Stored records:
Start
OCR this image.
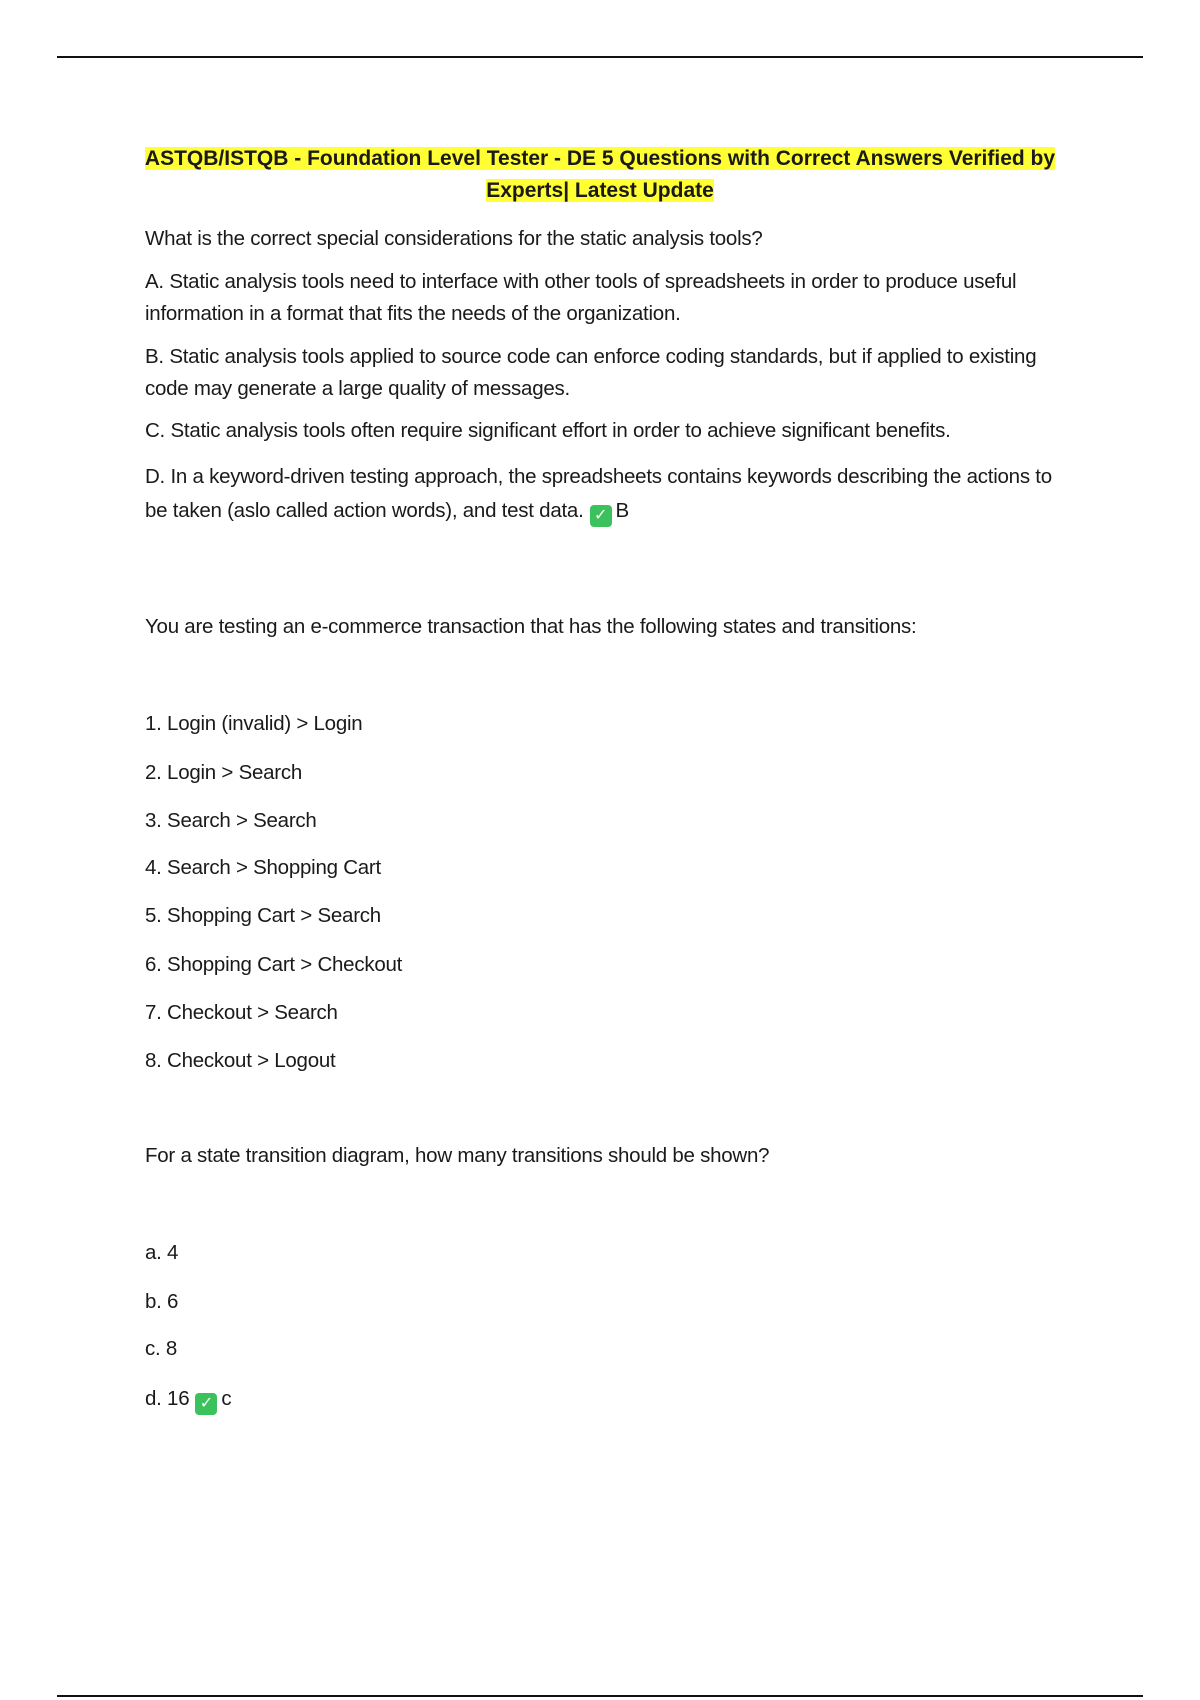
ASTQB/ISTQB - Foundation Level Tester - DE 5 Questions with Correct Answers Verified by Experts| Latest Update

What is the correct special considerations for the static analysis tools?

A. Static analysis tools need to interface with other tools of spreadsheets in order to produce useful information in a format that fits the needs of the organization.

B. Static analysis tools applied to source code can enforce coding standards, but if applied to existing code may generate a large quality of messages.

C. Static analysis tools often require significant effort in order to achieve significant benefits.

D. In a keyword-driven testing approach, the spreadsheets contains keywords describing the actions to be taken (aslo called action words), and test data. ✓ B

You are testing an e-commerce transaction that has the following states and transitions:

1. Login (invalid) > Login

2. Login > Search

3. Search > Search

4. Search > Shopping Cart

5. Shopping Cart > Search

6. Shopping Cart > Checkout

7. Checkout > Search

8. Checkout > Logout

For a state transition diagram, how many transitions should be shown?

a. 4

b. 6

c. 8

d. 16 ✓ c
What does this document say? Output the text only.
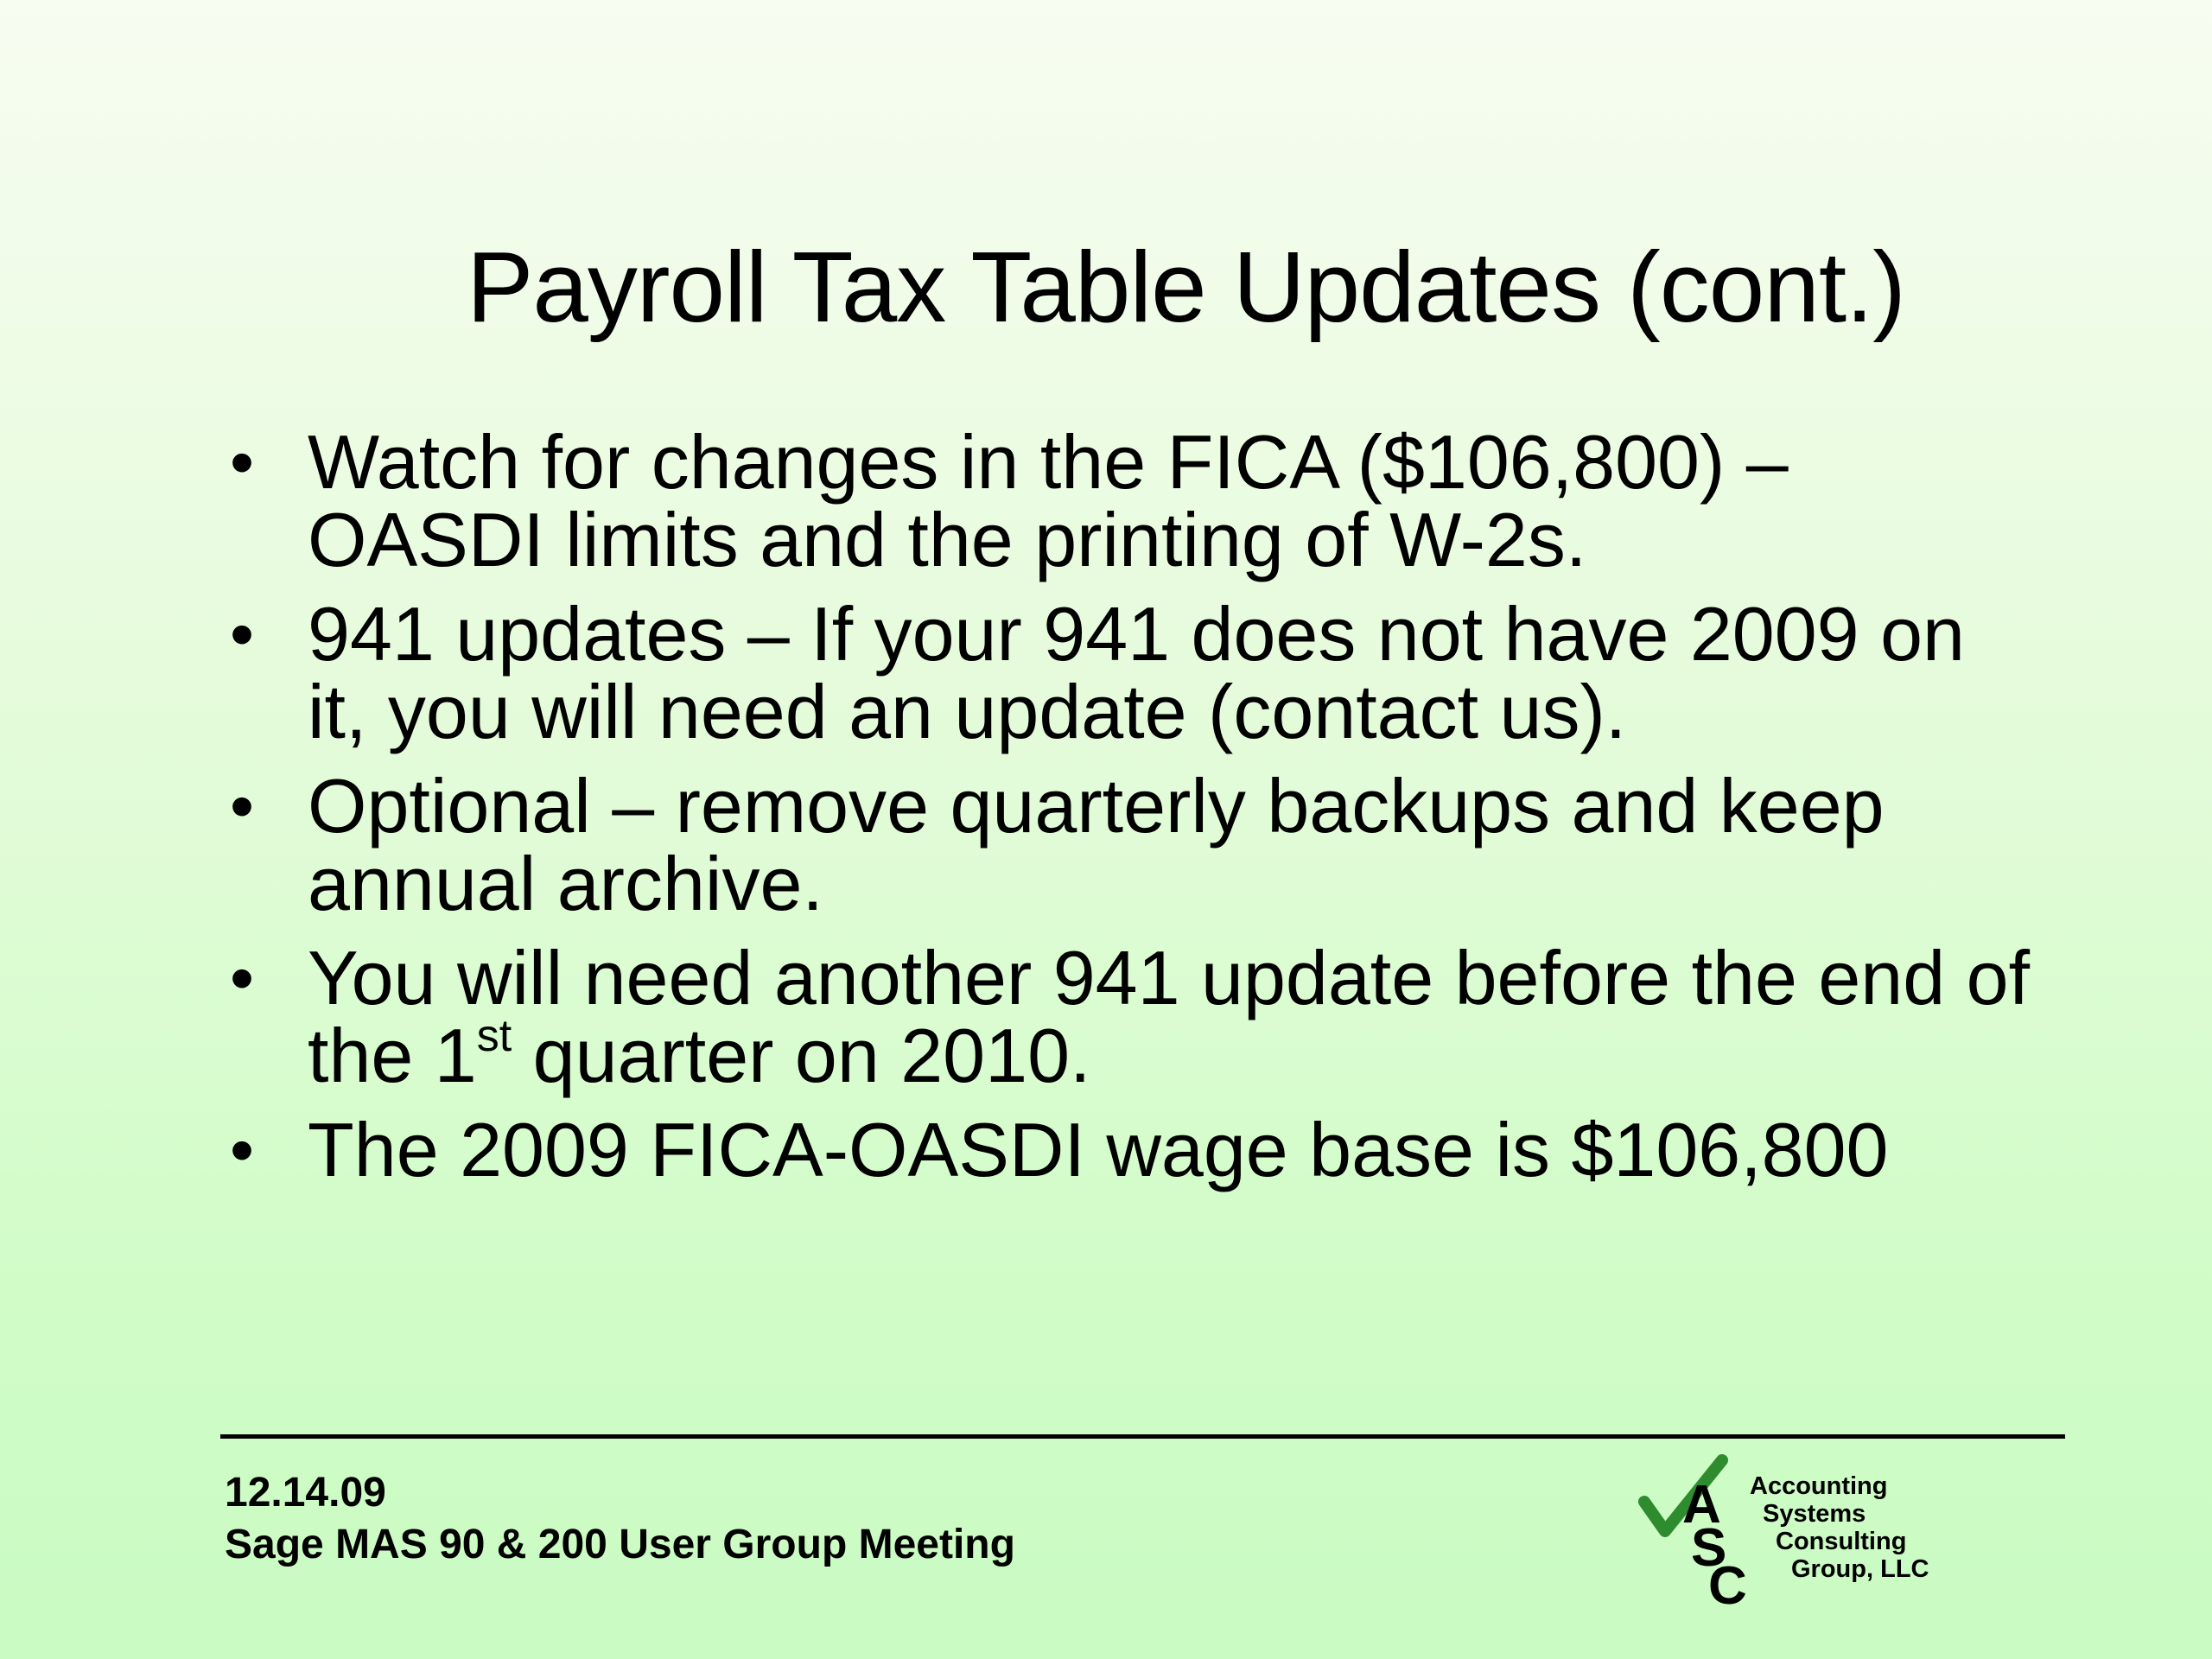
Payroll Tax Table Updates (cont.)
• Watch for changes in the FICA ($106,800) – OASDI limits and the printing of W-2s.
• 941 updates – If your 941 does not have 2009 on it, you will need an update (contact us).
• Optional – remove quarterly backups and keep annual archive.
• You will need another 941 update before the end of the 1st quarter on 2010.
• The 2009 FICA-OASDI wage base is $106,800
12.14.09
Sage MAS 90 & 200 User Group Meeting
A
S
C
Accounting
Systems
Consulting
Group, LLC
End
— TASK OBJECTIVE —
Every record gets retyped exactly; no picture goes into the copy.

— TASK RESPONSE —
OCR this image.
ASTQB/ISTQB - Foundation Level Tester - DE 5 Questions with Correct Answers Verified by Experts| Latest Update

What is the correct special considerations for the static analysis tools?

A. Static analysis tools need to interface with other tools of spreadsheets in order to produce useful information in a format that fits the needs of the organization.

B. Static analysis tools applied to source code can enforce coding standards, but if applied to existing code may generate a large quality of messages.

C. Static analysis tools often require significant effort in order to achieve significant benefits.

D. In a keyword-driven testing approach, the spreadsheets contains keywords describing the actions to be taken (aslo called action words), and test data. ✓ B

You are testing an e-commerce transaction that has the following states and transitions:

1. Login (invalid) > Login

2. Login > Search

3. Search > Search

4. Search > Shopping Cart

5. Shopping Cart > Search

6. Shopping Cart > Checkout

7. Checkout > Search

8. Checkout > Logout

For a state transition diagram, how many transitions should be shown?

a. 4

b. 6

c. 8

d. 16 ✓ c
What does this document say? Output the text only.
Payroll Tax Table Updates (cont.)
• Watch for changes in the FICA ($106,800) – OASDI limits and the printing of W-2s.
• 941 updates – If your 941 does not have 2009 on it, you will need an update (contact us).
• Optional – remove quarterly backups and keep annual archive.
• You will need another 941 update before the end of the 1st quarter on 2010.
• The 2009 FICA-OASDI wage base is $106,800
12.14.09
Sage MAS 90 & 200 User Group Meeting
A
S
C
Accounting
Systems
Consulting
Group, LLC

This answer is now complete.